**Exercise description**
Leave out the pictures and return every entry exactly as it appears.

--- BEGIN Extracted records ---

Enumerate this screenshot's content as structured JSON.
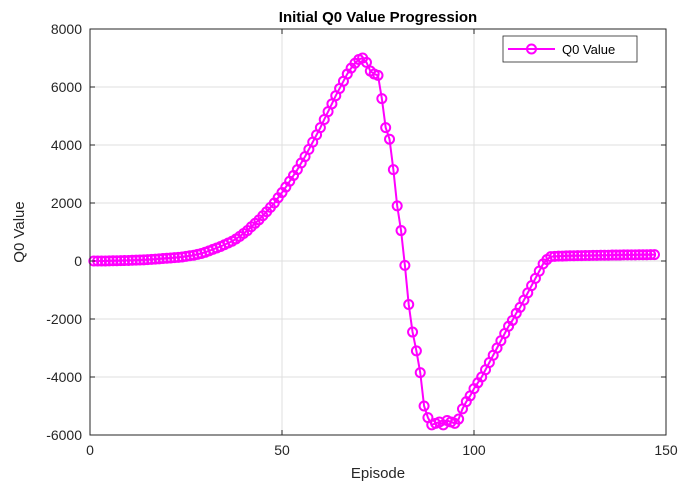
{
  "chart_data": {
    "type": "line",
    "title": "Initial Q0 Value Progression",
    "xlabel": "Episode",
    "ylabel": "Q0 Value",
    "xlim": [
      0,
      150
    ],
    "ylim": [
      -6000,
      8000
    ],
    "xticks": [
      0,
      50,
      100,
      150
    ],
    "yticks": [
      -6000,
      -4000,
      -2000,
      0,
      2000,
      4000,
      6000,
      8000
    ],
    "xtick_labels": [
      "0",
      "50",
      "100",
      "150"
    ],
    "ytick_labels": [
      "-6000",
      "-4000",
      "-2000",
      "0",
      "2000",
      "4000",
      "6000",
      "8000"
    ],
    "grid": true,
    "legend_position": "top-right",
    "series": [
      {
        "name": "Q0 Value",
        "color": "#ff00ff",
        "marker": "circle",
        "x": [
          1,
          2,
          3,
          4,
          5,
          6,
          7,
          8,
          9,
          10,
          11,
          12,
          13,
          14,
          15,
          16,
          17,
          18,
          19,
          20,
          21,
          22,
          23,
          24,
          25,
          26,
          27,
          28,
          29,
          30,
          31,
          32,
          33,
          34,
          35,
          36,
          37,
          38,
          39,
          40,
          41,
          42,
          43,
          44,
          45,
          46,
          47,
          48,
          49,
          50,
          51,
          52,
          53,
          54,
          55,
          56,
          57,
          58,
          59,
          60,
          61,
          62,
          63,
          64,
          65,
          66,
          67,
          68,
          69,
          70,
          71,
          72,
          73,
          74,
          75,
          76,
          77,
          78,
          79,
          80,
          81,
          82,
          83,
          84,
          85,
          86,
          87,
          88,
          89,
          90,
          91,
          92,
          93,
          94,
          95,
          96,
          97,
          98,
          99,
          100,
          101,
          102,
          103,
          104,
          105,
          106,
          107,
          108,
          109,
          110,
          111,
          112,
          113,
          114,
          115,
          116,
          117,
          118,
          119,
          120,
          121,
          122,
          123,
          124,
          125,
          126,
          127,
          128,
          129,
          130,
          131,
          132,
          133,
          134,
          135,
          136,
          137,
          138,
          139,
          140,
          141,
          142,
          143,
          144,
          145,
          146,
          147
        ],
        "y": [
          0,
          0,
          0,
          2,
          5,
          8,
          10,
          12,
          15,
          18,
          25,
          30,
          35,
          40,
          48,
          55,
          65,
          75,
          85,
          95,
          105,
          115,
          125,
          140,
          160,
          180,
          200,
          230,
          260,
          300,
          350,
          400,
          450,
          500,
          560,
          620,
          680,
          760,
          850,
          950,
          1050,
          1180,
          1300,
          1420,
          1560,
          1700,
          1850,
          2000,
          2180,
          2360,
          2550,
          2750,
          2950,
          3150,
          3380,
          3600,
          3850,
          4100,
          4350,
          4600,
          4880,
          5150,
          5420,
          5700,
          5950,
          6200,
          6450,
          6650,
          6820,
          6950,
          7000,
          6850,
          6550,
          6450,
          6400,
          5600,
          4600,
          4200,
          3150,
          1900,
          1050,
          -150,
          -1500,
          -2450,
          -3100,
          -3850,
          -5000,
          -5400,
          -5650,
          -5600,
          -5550,
          -5650,
          -5500,
          -5550,
          -5600,
          -5450,
          -5100,
          -4850,
          -4650,
          -4400,
          -4200,
          -4000,
          -3750,
          -3500,
          -3250,
          -3000,
          -2750,
          -2500,
          -2250,
          -2050,
          -1800,
          -1600,
          -1350,
          -1100,
          -850,
          -600,
          -350,
          -100,
          50,
          150,
          160,
          170,
          170,
          175,
          180,
          180,
          185,
          185,
          190,
          190,
          195,
          195,
          200,
          200,
          200,
          205,
          205,
          205,
          210,
          210,
          210,
          210,
          215,
          215,
          215,
          220,
          220
        ]
      }
    ]
  }
}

--- END Extracted records ---

**Solution**
Enumerate this screenshot's content as structured JSON.
{
  "chart_data": {
    "type": "line",
    "title": "Initial Q0 Value Progression",
    "xlabel": "Episode",
    "ylabel": "Q0 Value",
    "xlim": [
      0,
      150
    ],
    "ylim": [
      -6000,
      8000
    ],
    "xticks": [
      0,
      50,
      100,
      150
    ],
    "yticks": [
      -6000,
      -4000,
      -2000,
      0,
      2000,
      4000,
      6000,
      8000
    ],
    "xtick_labels": [
      "0",
      "50",
      "100",
      "150"
    ],
    "ytick_labels": [
      "-6000",
      "-4000",
      "-2000",
      "0",
      "2000",
      "4000",
      "6000",
      "8000"
    ],
    "grid": true,
    "legend_position": "top-right",
    "series": [
      {
        "name": "Q0 Value",
        "color": "#ff00ff",
        "marker": "circle",
        "x": [
          1,
          2,
          3,
          4,
          5,
          6,
          7,
          8,
          9,
          10,
          11,
          12,
          13,
          14,
          15,
          16,
          17,
          18,
          19,
          20,
          21,
          22,
          23,
          24,
          25,
          26,
          27,
          28,
          29,
          30,
          31,
          32,
          33,
          34,
          35,
          36,
          37,
          38,
          39,
          40,
          41,
          42,
          43,
          44,
          45,
          46,
          47,
          48,
          49,
          50,
          51,
          52,
          53,
          54,
          55,
          56,
          57,
          58,
          59,
          60,
          61,
          62,
          63,
          64,
          65,
          66,
          67,
          68,
          69,
          70,
          71,
          72,
          73,
          74,
          75,
          76,
          77,
          78,
          79,
          80,
          81,
          82,
          83,
          84,
          85,
          86,
          87,
          88,
          89,
          90,
          91,
          92,
          93,
          94,
          95,
          96,
          97,
          98,
          99,
          100,
          101,
          102,
          103,
          104,
          105,
          106,
          107,
          108,
          109,
          110,
          111,
          112,
          113,
          114,
          115,
          116,
          117,
          118,
          119,
          120,
          121,
          122,
          123,
          124,
          125,
          126,
          127,
          128,
          129,
          130,
          131,
          132,
          133,
          134,
          135,
          136,
          137,
          138,
          139,
          140,
          141,
          142,
          143,
          144,
          145,
          146,
          147
        ],
        "y": [
          0,
          0,
          0,
          2,
          5,
          8,
          10,
          12,
          15,
          18,
          25,
          30,
          35,
          40,
          48,
          55,
          65,
          75,
          85,
          95,
          105,
          115,
          125,
          140,
          160,
          180,
          200,
          230,
          260,
          300,
          350,
          400,
          450,
          500,
          560,
          620,
          680,
          760,
          850,
          950,
          1050,
          1180,
          1300,
          1420,
          1560,
          1700,
          1850,
          2000,
          2180,
          2360,
          2550,
          2750,
          2950,
          3150,
          3380,
          3600,
          3850,
          4100,
          4350,
          4600,
          4880,
          5150,
          5420,
          5700,
          5950,
          6200,
          6450,
          6650,
          6820,
          6950,
          7000,
          6850,
          6550,
          6450,
          6400,
          5600,
          4600,
          4200,
          3150,
          1900,
          1050,
          -150,
          -1500,
          -2450,
          -3100,
          -3850,
          -5000,
          -5400,
          -5650,
          -5600,
          -5550,
          -5650,
          -5500,
          -5550,
          -5600,
          -5450,
          -5100,
          -4850,
          -4650,
          -4400,
          -4200,
          -4000,
          -3750,
          -3500,
          -3250,
          -3000,
          -2750,
          -2500,
          -2250,
          -2050,
          -1800,
          -1600,
          -1350,
          -1100,
          -850,
          -600,
          -350,
          -100,
          50,
          150,
          160,
          170,
          170,
          175,
          180,
          180,
          185,
          185,
          190,
          190,
          195,
          195,
          200,
          200,
          200,
          205,
          205,
          205,
          210,
          210,
          210,
          210,
          215,
          215,
          215,
          220,
          220
        ]
      }
    ]
  }
}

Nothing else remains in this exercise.